### [Work required]
Every line must be returned precisely as it is written.

--- begin ---

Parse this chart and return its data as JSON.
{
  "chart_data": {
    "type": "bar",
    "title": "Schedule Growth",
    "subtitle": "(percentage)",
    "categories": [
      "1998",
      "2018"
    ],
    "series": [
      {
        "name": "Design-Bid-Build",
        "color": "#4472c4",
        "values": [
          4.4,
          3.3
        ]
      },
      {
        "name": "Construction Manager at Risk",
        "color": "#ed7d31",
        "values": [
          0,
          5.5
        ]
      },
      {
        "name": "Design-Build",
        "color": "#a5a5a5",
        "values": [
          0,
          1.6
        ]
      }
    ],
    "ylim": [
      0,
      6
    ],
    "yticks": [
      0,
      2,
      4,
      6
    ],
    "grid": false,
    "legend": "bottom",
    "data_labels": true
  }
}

--- end ---

### [Complete answer]
Parse this chart and return its data as JSON.
{
  "chart_data": {
    "type": "bar",
    "title": "Schedule Growth",
    "subtitle": "(percentage)",
    "categories": [
      "1998",
      "2018"
    ],
    "series": [
      {
        "name": "Design-Bid-Build",
        "color": "#4472c4",
        "values": [
          4.4,
          3.3
        ]
      },
      {
        "name": "Construction Manager at Risk",
        "color": "#ed7d31",
        "values": [
          0,
          5.5
        ]
      },
      {
        "name": "Design-Build",
        "color": "#a5a5a5",
        "values": [
          0,
          1.6
        ]
      }
    ],
    "ylim": [
      0,
      6
    ],
    "yticks": [
      0,
      2,
      4,
      6
    ],
    "grid": false,
    "legend": "bottom",
    "data_labels": true
  }
}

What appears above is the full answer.